↓↓↓

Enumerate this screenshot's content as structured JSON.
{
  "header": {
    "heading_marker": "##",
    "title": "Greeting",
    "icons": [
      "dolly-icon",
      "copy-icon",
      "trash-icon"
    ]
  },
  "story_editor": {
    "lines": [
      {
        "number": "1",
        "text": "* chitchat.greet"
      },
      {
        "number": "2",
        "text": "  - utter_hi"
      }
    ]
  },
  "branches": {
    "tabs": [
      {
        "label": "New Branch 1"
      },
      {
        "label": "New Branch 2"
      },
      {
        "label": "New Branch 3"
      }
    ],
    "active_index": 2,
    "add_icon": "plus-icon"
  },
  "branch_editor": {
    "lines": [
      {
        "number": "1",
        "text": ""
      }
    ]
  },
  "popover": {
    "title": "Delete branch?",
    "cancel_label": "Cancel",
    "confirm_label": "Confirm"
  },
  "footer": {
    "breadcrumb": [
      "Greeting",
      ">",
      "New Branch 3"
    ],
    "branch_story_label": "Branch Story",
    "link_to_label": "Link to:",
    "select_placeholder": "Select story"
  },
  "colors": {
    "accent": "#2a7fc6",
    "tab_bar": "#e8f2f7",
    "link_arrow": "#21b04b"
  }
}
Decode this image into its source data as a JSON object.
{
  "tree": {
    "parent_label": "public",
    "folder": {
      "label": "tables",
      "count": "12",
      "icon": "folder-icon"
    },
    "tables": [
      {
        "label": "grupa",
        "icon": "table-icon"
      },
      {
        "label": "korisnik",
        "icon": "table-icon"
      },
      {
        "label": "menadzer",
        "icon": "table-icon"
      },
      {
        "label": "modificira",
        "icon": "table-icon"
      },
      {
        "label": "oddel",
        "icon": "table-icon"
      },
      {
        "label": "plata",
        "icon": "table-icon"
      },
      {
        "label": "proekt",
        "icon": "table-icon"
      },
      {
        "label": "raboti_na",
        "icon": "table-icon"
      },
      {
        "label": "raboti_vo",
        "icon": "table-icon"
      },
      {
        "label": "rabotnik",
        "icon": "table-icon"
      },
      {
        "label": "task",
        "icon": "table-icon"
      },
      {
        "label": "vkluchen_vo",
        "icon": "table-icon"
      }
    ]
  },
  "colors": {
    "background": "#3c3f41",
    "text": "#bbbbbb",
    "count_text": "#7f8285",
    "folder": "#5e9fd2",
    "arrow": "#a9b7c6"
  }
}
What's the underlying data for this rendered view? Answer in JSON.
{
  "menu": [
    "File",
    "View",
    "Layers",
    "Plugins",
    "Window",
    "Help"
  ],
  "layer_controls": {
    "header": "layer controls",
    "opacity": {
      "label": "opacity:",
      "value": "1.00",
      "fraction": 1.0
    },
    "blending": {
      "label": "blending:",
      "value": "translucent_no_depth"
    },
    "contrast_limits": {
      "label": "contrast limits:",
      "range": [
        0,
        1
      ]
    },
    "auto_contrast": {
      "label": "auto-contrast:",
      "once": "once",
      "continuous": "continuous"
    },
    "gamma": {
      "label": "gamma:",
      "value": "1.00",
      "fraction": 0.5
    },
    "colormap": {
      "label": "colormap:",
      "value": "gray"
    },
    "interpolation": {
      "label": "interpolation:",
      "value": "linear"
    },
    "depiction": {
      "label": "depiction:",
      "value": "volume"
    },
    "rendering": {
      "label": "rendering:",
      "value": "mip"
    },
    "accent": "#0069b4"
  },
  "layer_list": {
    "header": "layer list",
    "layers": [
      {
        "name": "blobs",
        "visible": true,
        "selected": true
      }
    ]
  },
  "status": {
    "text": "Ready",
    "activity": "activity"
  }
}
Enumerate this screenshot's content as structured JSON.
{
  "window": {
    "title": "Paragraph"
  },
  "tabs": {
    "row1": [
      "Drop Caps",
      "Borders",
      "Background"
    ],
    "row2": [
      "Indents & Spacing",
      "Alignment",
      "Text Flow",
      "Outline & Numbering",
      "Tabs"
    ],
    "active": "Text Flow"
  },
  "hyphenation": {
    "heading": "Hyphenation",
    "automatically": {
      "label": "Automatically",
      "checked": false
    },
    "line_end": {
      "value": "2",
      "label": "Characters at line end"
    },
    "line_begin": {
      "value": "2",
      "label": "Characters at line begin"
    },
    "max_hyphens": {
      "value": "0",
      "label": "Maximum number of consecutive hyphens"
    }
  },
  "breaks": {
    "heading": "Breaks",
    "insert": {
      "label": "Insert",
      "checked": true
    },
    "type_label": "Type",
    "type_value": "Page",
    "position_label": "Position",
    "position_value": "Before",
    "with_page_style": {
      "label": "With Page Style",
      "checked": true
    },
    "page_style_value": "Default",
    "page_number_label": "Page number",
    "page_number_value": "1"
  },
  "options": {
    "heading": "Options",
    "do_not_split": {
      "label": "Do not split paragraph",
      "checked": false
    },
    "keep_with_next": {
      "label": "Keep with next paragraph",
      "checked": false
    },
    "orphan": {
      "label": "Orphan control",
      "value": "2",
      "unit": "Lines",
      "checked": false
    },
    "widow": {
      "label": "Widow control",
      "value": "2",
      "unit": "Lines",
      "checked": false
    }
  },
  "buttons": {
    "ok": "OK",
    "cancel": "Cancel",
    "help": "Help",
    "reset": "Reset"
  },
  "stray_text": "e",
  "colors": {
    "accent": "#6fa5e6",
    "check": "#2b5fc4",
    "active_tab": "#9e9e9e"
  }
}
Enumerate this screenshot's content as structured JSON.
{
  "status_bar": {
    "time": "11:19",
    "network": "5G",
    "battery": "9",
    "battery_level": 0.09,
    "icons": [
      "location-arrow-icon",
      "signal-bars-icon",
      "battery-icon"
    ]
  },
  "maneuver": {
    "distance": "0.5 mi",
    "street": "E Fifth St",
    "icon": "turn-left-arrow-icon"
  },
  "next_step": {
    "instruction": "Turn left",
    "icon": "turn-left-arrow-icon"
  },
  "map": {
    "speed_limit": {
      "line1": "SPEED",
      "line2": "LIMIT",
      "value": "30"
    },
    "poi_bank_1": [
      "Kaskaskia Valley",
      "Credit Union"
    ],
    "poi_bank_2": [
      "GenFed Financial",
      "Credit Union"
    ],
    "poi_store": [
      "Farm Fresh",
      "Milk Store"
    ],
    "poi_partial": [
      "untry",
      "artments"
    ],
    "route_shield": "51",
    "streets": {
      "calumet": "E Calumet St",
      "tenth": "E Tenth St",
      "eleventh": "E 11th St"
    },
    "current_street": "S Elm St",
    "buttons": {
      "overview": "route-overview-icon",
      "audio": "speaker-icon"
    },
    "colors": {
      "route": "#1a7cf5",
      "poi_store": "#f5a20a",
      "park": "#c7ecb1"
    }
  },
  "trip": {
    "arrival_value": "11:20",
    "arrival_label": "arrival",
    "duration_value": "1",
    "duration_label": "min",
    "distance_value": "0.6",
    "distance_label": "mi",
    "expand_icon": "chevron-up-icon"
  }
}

↑↑↑

**Exercise aim**
Exact copies of all the records are required.

**Exercise solution**
Enumerate this screenshot's content as structured JSON.
{
  "header": {
    "heading_marker": "##",
    "title": "Greeting",
    "icons": [
      "dolly-icon",
      "copy-icon",
      "trash-icon"
    ]
  },
  "story_editor": {
    "lines": [
      {
        "number": "1",
        "text": "* chitchat.greet"
      },
      {
        "number": "2",
        "text": "  - utter_hi"
      }
    ]
  },
  "branches": {
    "tabs": [
      {
        "label": "New Branch 1"
      },
      {
        "label": "New Branch 2"
      },
      {
        "label": "New Branch 3"
      }
    ],
    "active_index": 2,
    "add_icon": "plus-icon"
  },
  "branch_editor": {
    "lines": [
      {
        "number": "1",
        "text": ""
      }
    ]
  },
  "popover": {
    "title": "Delete branch?",
    "cancel_label": "Cancel",
    "confirm_label": "Confirm"
  },
  "footer": {
    "breadcrumb": [
      "Greeting",
      ">",
      "New Branch 3"
    ],
    "branch_story_label": "Branch Story",
    "link_to_label": "Link to:",
    "select_placeholder": "Select story"
  },
  "colors": {
    "accent": "#2a7fc6",
    "tab_bar": "#e8f2f7",
    "link_arrow": "#21b04b"
  }
}
Decode this image into its source data as a JSON object.
{
  "tree": {
    "parent_label": "public",
    "folder": {
      "label": "tables",
      "count": "12",
      "icon": "folder-icon"
    },
    "tables": [
      {
        "label": "grupa",
        "icon": "table-icon"
      },
      {
        "label": "korisnik",
        "icon": "table-icon"
      },
      {
        "label": "menadzer",
        "icon": "table-icon"
      },
      {
        "label": "modificira",
        "icon": "table-icon"
      },
      {
        "label": "oddel",
        "icon": "table-icon"
      },
      {
        "label": "plata",
        "icon": "table-icon"
      },
      {
        "label": "proekt",
        "icon": "table-icon"
      },
      {
        "label": "raboti_na",
        "icon": "table-icon"
      },
      {
        "label": "raboti_vo",
        "icon": "table-icon"
      },
      {
        "label": "rabotnik",
        "icon": "table-icon"
      },
      {
        "label": "task",
        "icon": "table-icon"
      },
      {
        "label": "vkluchen_vo",
        "icon": "table-icon"
      }
    ]
  },
  "colors": {
    "background": "#3c3f41",
    "text": "#bbbbbb",
    "count_text": "#7f8285",
    "folder": "#5e9fd2",
    "arrow": "#a9b7c6"
  }
}
What's the underlying data for this rendered view? Answer in JSON.
{
  "menu": [
    "File",
    "View",
    "Layers",
    "Plugins",
    "Window",
    "Help"
  ],
  "layer_controls": {
    "header": "layer controls",
    "opacity": {
      "label": "opacity:",
      "value": "1.00",
      "fraction": 1.0
    },
    "blending": {
      "label": "blending:",
      "value": "translucent_no_depth"
    },
    "contrast_limits": {
      "label": "contrast limits:",
      "range": [
        0,
        1
      ]
    },
    "auto_contrast": {
      "label": "auto-contrast:",
      "once": "once",
      "continuous": "continuous"
    },
    "gamma": {
      "label": "gamma:",
      "value": "1.00",
      "fraction": 0.5
    },
    "colormap": {
      "label": "colormap:",
      "value": "gray"
    },
    "interpolation": {
      "label": "interpolation:",
      "value": "linear"
    },
    "depiction": {
      "label": "depiction:",
      "value": "volume"
    },
    "rendering": {
      "label": "rendering:",
      "value": "mip"
    },
    "accent": "#0069b4"
  },
  "layer_list": {
    "header": "layer list",
    "layers": [
      {
        "name": "blobs",
        "visible": true,
        "selected": true
      }
    ]
  },
  "status": {
    "text": "Ready",
    "activity": "activity"
  }
}
Enumerate this screenshot's content as structured JSON.
{
  "window": {
    "title": "Paragraph"
  },
  "tabs": {
    "row1": [
      "Drop Caps",
      "Borders",
      "Background"
    ],
    "row2": [
      "Indents & Spacing",
      "Alignment",
      "Text Flow",
      "Outline & Numbering",
      "Tabs"
    ],
    "active": "Text Flow"
  },
  "hyphenation": {
    "heading": "Hyphenation",
    "automatically": {
      "label": "Automatically",
      "checked": false
    },
    "line_end": {
      "value": "2",
      "label": "Characters at line end"
    },
    "line_begin": {
      "value": "2",
      "label": "Characters at line begin"
    },
    "max_hyphens": {
      "value": "0",
      "label": "Maximum number of consecutive hyphens"
    }
  },
  "breaks": {
    "heading": "Breaks",
    "insert": {
      "label": "Insert",
      "checked": true
    },
    "type_label": "Type",
    "type_value": "Page",
    "position_label": "Position",
    "position_value": "Before",
    "with_page_style": {
      "label": "With Page Style",
      "checked": true
    },
    "page_style_value": "Default",
    "page_number_label": "Page number",
    "page_number_value": "1"
  },
  "options": {
    "heading": "Options",
    "do_not_split": {
      "label": "Do not split paragraph",
      "checked": false
    },
    "keep_with_next": {
      "label": "Keep with next paragraph",
      "checked": false
    },
    "orphan": {
      "label": "Orphan control",
      "value": "2",
      "unit": "Lines",
      "checked": false
    },
    "widow": {
      "label": "Widow control",
      "value": "2",
      "unit": "Lines",
      "checked": false
    }
  },
  "buttons": {
    "ok": "OK",
    "cancel": "Cancel",
    "help": "Help",
    "reset": "Reset"
  },
  "stray_text": "e",
  "colors": {
    "accent": "#6fa5e6",
    "check": "#2b5fc4",
    "active_tab": "#9e9e9e"
  }
}
Enumerate this screenshot's content as structured JSON.
{
  "status_bar": {
    "time": "11:19",
    "network": "5G",
    "battery": "9",
    "battery_level": 0.09,
    "icons": [
      "location-arrow-icon",
      "signal-bars-icon",
      "battery-icon"
    ]
  },
  "maneuver": {
    "distance": "0.5 mi",
    "street": "E Fifth St",
    "icon": "turn-left-arrow-icon"
  },
  "next_step": {
    "instruction": "Turn left",
    "icon": "turn-left-arrow-icon"
  },
  "map": {
    "speed_limit": {
      "line1": "SPEED",
      "line2": "LIMIT",
      "value": "30"
    },
    "poi_bank_1": [
      "Kaskaskia Valley",
      "Credit Union"
    ],
    "poi_bank_2": [
      "GenFed Financial",
      "Credit Union"
    ],
    "poi_store": [
      "Farm Fresh",
      "Milk Store"
    ],
    "poi_partial": [
      "untry",
      "artments"
    ],
    "route_shield": "51",
    "streets": {
      "calumet": "E Calumet St",
      "tenth": "E Tenth St",
      "eleventh": "E 11th St"
    },
    "current_street": "S Elm St",
    "buttons": {
      "overview": "route-overview-icon",
      "audio": "speaker-icon"
    },
    "colors": {
      "route": "#1a7cf5",
      "poi_store": "#f5a20a",
      "park": "#c7ecb1"
    }
  },
  "trip": {
    "arrival_value": "11:20",
    "arrival_label": "arrival",
    "duration_value": "1",
    "duration_label": "min",
    "distance_value": "0.6",
    "distance_label": "mi",
    "expand_icon": "chevron-up-icon"
  }
}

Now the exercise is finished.